[Task objective]
Reproduce all of the data exactly, with no line skipped.

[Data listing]
┏━━

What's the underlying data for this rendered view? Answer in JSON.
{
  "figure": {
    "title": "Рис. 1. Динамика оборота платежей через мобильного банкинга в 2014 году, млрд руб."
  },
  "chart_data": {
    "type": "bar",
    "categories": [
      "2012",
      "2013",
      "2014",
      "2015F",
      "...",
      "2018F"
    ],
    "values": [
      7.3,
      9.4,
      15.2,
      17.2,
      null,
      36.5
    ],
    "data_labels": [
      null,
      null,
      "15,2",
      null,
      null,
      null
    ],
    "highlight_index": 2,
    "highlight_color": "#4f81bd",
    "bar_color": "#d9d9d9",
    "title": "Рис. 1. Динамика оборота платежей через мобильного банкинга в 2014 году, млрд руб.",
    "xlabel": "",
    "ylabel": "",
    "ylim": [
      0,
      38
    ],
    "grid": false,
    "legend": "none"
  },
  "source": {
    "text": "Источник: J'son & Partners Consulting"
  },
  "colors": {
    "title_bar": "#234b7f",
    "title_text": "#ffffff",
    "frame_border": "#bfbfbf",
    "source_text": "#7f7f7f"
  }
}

┗━━

[Output below]
What's the underlying data for this rendered view? Answer in JSON.
{
  "figure": {
    "title": "Рис. 1. Динамика оборота платежей через мобильного банкинга в 2014 году, млрд руб."
  },
  "chart_data": {
    "type": "bar",
    "categories": [
      "2012",
      "2013",
      "2014",
      "2015F",
      "...",
      "2018F"
    ],
    "values": [
      7.3,
      9.4,
      15.2,
      17.2,
      null,
      36.5
    ],
    "data_labels": [
      null,
      null,
      "15,2",
      null,
      null,
      null
    ],
    "highlight_index": 2,
    "highlight_color": "#4f81bd",
    "bar_color": "#d9d9d9",
    "title": "Рис. 1. Динамика оборота платежей через мобильного банкинга в 2014 году, млрд руб.",
    "xlabel": "",
    "ylabel": "",
    "ylim": [
      0,
      38
    ],
    "grid": false,
    "legend": "none"
  },
  "source": {
    "text": "Источник: J'son & Partners Consulting"
  },
  "colors": {
    "title_bar": "#234b7f",
    "title_text": "#ffffff",
    "frame_border": "#bfbfbf",
    "source_text": "#7f7f7f"
  }
}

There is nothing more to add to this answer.